▸ **MATERIAL FOR THE TASK**:
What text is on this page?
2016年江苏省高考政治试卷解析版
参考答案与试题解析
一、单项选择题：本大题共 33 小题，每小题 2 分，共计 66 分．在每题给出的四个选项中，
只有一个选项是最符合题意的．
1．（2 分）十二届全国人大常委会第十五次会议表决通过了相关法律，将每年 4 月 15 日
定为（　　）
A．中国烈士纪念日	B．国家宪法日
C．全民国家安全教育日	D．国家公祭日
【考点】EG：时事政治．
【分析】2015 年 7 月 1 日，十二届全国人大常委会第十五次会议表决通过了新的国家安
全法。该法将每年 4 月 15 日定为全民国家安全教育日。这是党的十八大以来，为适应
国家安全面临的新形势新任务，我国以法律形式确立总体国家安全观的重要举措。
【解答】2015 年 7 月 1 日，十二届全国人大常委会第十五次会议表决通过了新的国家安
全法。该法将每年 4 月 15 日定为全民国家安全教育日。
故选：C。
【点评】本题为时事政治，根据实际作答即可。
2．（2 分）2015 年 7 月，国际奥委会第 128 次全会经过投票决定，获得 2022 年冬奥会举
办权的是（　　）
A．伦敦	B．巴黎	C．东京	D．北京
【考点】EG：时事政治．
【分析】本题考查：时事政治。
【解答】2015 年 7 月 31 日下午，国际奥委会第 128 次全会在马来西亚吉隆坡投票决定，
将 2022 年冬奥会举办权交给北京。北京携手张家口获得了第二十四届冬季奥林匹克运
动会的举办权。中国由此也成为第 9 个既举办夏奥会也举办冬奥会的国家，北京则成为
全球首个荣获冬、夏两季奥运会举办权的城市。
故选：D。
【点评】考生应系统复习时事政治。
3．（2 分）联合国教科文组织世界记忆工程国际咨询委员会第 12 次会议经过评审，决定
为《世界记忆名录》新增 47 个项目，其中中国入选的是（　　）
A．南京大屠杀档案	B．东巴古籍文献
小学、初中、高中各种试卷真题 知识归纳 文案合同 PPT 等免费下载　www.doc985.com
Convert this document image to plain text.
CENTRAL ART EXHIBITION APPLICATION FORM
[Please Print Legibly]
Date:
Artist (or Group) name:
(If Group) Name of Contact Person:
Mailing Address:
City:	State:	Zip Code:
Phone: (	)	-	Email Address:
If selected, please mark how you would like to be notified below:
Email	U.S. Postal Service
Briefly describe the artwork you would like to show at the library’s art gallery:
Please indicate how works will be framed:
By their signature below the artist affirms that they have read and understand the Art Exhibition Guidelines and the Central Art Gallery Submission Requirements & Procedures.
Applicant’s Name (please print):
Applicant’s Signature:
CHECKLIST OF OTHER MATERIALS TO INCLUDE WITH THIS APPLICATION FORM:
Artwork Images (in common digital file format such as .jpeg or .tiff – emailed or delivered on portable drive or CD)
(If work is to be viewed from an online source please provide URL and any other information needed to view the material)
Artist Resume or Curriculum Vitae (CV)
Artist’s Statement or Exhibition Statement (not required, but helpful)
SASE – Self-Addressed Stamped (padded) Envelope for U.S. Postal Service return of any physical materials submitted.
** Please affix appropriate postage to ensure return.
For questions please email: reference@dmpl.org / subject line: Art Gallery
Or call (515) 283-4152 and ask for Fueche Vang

▸ **WORK INSTRUCTIONS**: Which lines above contain "国际奥委会第"? Show each of them.

▸ **TASK RESPONSE**:
2．（2 分）2015 年 7 月，国际奥委会第 128 次全会经过投票决定，获得 2022 年冬奥会举
【解答】2015 年 7 月 31 日下午，国际奥委会第 128 次全会在马来西亚吉隆坡投票决定，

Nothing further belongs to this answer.